— begin —
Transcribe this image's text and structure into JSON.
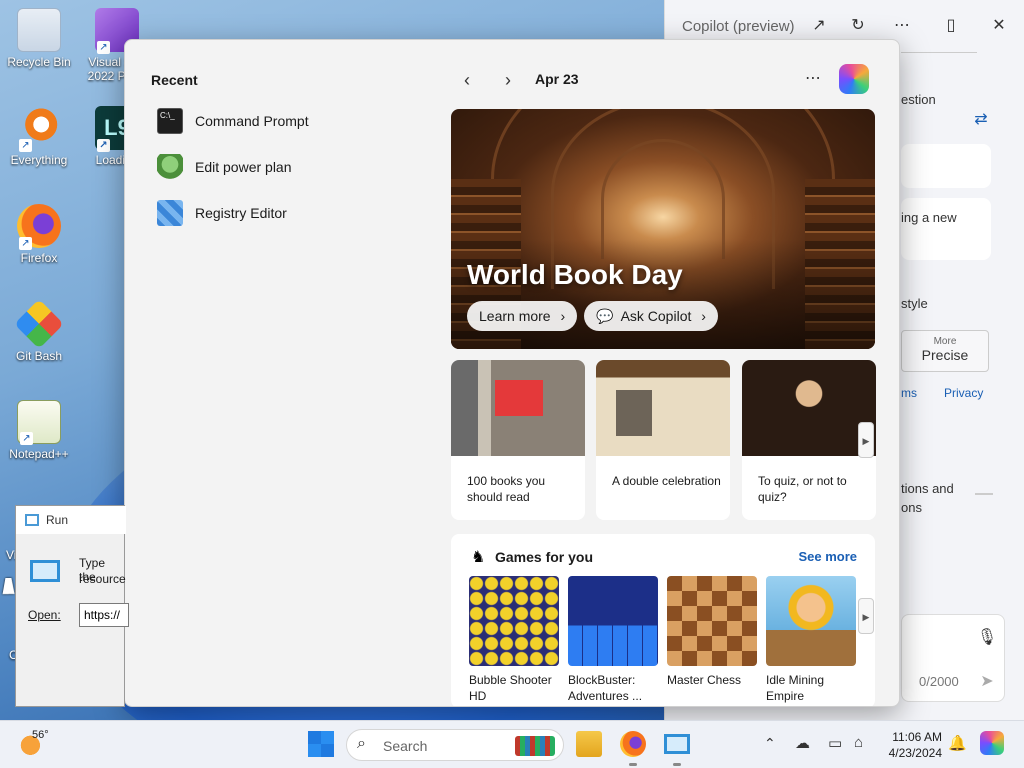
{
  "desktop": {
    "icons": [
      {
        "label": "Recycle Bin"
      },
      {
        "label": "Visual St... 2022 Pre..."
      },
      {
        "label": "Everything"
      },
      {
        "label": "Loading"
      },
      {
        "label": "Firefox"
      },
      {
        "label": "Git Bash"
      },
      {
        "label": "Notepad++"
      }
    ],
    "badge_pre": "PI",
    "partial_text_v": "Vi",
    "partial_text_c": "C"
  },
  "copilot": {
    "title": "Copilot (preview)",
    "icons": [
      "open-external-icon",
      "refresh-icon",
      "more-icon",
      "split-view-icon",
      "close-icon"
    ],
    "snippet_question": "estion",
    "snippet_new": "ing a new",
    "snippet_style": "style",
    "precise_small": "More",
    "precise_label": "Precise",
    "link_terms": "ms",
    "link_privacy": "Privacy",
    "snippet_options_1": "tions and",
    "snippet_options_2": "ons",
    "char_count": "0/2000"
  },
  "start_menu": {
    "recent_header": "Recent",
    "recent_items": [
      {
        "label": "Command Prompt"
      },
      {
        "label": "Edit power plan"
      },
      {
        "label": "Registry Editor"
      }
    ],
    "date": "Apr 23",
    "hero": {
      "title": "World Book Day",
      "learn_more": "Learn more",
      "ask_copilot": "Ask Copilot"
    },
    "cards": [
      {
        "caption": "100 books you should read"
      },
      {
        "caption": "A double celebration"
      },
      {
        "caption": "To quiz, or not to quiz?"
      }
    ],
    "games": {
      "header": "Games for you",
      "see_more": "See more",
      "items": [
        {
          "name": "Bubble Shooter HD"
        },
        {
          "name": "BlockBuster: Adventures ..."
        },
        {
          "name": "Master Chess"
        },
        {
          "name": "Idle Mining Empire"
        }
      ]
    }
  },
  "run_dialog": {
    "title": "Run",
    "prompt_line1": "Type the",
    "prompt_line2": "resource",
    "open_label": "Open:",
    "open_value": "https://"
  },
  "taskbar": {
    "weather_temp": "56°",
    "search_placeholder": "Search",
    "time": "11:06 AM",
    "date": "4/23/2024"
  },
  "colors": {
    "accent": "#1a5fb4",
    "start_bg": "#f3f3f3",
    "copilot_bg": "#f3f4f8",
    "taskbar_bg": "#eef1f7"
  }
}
— end —
— begin —
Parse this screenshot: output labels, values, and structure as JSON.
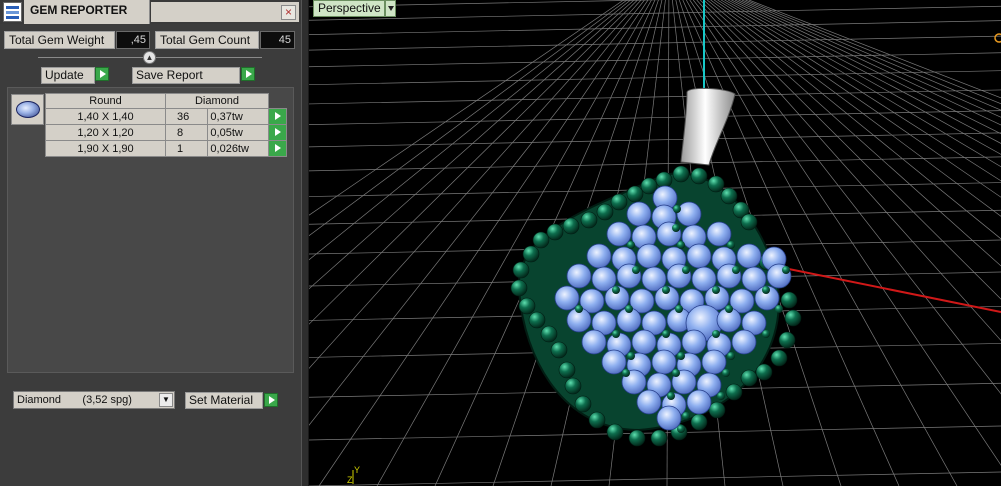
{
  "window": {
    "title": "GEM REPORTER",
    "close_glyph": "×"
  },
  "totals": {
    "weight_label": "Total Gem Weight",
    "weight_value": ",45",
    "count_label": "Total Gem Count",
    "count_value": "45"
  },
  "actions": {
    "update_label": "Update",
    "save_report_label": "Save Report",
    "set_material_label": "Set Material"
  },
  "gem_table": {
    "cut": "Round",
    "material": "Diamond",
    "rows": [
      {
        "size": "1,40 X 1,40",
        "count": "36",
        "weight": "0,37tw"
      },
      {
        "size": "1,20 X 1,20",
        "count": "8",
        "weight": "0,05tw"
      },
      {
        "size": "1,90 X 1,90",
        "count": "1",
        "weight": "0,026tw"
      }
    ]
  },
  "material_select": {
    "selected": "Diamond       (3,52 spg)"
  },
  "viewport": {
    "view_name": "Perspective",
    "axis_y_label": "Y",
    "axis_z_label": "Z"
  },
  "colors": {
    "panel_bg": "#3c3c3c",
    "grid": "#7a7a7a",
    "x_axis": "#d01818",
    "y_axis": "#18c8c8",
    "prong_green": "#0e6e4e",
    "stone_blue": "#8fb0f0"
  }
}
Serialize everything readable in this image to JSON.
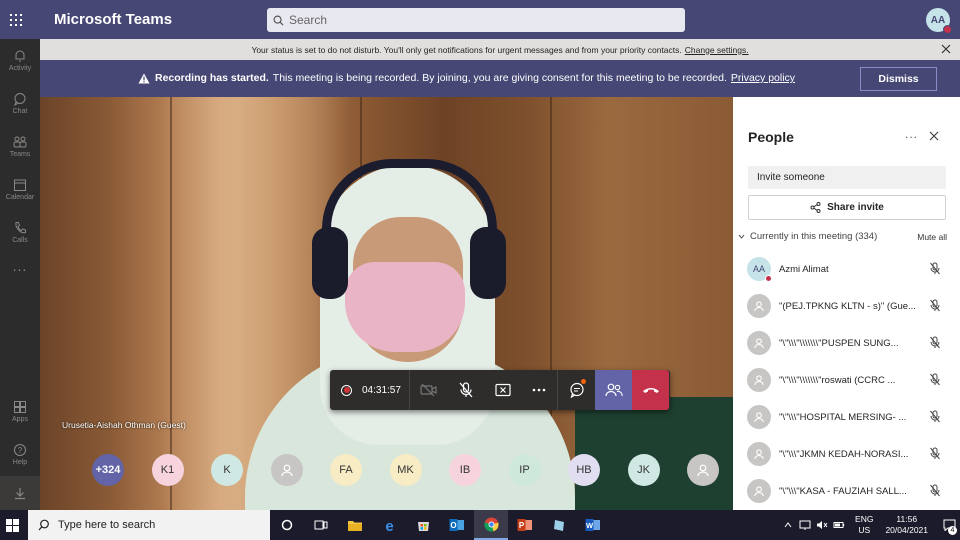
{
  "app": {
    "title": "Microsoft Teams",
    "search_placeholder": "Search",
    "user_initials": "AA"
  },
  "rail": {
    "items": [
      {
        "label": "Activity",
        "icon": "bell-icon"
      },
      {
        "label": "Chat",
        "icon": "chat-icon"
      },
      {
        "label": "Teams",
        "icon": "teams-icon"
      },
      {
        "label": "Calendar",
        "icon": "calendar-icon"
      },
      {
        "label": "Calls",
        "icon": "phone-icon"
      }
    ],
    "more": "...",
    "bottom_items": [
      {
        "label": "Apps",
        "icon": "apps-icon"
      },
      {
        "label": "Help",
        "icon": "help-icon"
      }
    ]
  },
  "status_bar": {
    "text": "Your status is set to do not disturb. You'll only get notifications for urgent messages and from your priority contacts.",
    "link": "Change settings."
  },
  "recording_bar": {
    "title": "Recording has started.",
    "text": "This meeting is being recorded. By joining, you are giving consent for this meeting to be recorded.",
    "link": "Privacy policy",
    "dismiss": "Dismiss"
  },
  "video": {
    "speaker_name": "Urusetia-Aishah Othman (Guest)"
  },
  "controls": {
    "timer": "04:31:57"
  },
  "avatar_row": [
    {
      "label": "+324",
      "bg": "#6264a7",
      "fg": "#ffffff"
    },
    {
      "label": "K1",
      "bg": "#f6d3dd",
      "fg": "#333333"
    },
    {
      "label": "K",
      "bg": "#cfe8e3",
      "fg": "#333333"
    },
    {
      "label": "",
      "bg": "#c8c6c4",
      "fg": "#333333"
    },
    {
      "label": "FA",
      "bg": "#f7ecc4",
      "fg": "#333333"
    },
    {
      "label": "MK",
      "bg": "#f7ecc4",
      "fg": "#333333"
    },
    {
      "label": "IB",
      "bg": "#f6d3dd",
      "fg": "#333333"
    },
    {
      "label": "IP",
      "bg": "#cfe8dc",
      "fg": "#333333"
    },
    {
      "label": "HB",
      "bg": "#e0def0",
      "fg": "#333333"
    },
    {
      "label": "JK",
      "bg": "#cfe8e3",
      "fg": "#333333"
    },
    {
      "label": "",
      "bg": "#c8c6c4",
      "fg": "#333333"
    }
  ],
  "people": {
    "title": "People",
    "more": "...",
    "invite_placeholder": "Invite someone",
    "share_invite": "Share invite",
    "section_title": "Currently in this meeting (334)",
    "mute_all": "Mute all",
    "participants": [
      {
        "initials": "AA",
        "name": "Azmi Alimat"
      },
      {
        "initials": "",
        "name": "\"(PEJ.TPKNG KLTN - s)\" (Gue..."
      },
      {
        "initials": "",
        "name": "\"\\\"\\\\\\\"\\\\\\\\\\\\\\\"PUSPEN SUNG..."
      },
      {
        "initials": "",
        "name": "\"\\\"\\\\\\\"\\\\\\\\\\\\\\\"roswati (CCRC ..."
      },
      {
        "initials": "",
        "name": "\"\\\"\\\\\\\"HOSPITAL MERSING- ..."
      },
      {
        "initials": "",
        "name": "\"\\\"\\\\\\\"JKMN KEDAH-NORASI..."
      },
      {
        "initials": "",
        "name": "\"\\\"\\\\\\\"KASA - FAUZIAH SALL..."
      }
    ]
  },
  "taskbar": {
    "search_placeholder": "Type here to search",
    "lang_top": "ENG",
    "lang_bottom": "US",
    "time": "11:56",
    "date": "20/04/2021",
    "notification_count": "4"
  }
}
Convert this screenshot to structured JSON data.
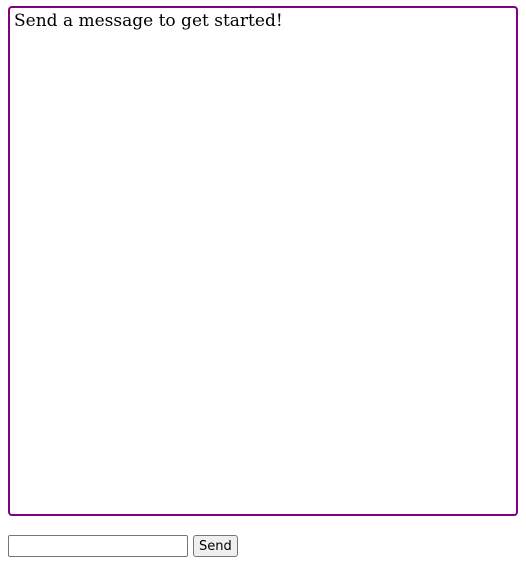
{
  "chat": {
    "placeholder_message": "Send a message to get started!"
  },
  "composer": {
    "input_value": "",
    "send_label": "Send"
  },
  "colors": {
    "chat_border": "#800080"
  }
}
— end —
In the records above, locate every line with the string "screenshot" and copy it.

Parse this screenshot: output labels, values, and structure as JSON.
Convert this screenshot to structured JSON data.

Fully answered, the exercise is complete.